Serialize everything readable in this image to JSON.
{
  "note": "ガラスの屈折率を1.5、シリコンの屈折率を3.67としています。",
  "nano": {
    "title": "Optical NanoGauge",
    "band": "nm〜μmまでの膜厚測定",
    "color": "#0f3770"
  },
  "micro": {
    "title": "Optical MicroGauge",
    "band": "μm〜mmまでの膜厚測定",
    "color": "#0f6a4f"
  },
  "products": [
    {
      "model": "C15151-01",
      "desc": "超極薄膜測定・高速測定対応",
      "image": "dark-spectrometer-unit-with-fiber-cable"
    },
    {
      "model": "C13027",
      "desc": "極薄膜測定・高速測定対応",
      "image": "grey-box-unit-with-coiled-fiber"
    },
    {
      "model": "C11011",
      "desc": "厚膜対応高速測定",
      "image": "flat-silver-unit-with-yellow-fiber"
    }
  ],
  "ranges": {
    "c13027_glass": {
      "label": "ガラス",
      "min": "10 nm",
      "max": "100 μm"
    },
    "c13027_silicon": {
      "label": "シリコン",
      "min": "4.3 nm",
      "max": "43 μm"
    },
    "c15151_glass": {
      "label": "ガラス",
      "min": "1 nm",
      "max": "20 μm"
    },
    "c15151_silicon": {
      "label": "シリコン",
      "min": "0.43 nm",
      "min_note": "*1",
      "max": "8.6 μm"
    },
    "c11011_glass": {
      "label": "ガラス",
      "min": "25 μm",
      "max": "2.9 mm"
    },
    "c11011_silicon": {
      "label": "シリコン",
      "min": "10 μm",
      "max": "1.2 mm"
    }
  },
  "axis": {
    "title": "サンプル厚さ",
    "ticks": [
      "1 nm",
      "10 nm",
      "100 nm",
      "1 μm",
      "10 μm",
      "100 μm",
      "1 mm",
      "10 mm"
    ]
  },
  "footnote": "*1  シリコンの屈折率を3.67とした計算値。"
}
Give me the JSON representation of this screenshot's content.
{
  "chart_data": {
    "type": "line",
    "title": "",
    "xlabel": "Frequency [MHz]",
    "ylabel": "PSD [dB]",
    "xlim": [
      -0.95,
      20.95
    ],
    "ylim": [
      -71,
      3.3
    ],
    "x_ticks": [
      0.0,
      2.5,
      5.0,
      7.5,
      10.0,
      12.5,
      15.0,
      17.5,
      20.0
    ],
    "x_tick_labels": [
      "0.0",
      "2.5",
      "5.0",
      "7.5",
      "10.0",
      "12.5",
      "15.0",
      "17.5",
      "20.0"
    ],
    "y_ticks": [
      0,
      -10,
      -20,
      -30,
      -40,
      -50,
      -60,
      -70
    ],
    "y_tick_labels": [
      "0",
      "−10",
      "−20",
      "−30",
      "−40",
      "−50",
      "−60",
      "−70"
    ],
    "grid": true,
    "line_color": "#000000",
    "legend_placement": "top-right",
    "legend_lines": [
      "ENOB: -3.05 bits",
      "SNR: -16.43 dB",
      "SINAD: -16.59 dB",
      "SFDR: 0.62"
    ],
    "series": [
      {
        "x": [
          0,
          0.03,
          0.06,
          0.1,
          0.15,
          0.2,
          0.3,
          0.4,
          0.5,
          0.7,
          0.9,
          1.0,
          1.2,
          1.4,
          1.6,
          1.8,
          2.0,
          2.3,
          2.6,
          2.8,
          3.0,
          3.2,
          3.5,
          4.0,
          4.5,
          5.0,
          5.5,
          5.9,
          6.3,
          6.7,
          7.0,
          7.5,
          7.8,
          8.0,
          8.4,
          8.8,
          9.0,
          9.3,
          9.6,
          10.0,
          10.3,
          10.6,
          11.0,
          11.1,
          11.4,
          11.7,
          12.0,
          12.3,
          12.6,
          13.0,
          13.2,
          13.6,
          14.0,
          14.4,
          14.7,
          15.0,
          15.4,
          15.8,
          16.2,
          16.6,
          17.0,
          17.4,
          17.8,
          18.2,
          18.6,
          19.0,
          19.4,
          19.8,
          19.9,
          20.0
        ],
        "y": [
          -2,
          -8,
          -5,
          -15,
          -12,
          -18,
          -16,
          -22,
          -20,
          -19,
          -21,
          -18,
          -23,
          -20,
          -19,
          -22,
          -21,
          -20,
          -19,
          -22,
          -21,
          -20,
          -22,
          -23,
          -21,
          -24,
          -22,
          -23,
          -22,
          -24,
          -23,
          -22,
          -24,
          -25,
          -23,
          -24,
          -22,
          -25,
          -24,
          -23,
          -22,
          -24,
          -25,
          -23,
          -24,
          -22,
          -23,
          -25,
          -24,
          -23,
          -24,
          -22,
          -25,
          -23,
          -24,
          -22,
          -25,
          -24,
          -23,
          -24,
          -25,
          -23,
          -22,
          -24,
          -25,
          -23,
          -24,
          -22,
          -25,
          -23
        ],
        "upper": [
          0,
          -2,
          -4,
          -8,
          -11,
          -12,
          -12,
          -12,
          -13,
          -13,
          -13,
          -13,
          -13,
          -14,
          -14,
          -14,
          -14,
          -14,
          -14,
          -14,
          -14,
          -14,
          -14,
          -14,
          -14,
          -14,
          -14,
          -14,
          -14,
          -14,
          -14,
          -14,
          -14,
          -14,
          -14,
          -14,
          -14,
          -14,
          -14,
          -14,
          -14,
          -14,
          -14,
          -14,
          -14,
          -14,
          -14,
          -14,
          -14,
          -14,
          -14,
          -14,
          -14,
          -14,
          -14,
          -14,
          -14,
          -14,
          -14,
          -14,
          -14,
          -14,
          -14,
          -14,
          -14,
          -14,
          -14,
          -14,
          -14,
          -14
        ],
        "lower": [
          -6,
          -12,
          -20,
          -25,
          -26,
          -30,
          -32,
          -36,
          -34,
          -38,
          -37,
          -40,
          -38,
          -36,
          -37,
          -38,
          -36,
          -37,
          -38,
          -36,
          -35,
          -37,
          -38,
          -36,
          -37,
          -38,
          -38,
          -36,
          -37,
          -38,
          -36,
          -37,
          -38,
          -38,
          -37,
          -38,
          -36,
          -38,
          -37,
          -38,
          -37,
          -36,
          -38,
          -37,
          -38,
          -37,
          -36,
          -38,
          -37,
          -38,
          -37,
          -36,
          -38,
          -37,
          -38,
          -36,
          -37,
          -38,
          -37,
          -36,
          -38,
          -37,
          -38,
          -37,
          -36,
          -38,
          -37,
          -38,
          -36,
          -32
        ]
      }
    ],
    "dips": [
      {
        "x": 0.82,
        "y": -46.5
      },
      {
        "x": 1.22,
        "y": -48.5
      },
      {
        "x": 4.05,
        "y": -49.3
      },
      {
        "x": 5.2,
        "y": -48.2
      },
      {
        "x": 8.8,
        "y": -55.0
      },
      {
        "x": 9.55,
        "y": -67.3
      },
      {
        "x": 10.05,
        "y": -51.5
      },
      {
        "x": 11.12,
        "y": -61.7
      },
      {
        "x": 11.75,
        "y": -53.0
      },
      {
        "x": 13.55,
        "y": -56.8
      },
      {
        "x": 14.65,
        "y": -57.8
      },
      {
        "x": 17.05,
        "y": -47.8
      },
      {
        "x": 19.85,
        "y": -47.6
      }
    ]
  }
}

====================

▶ Task objective:
Search the data for the string "this". List each line that has it.

▶ Output of the task:
Serialize everything readable in this image to JSON.
Give me the JSON representation of this screenshot's content.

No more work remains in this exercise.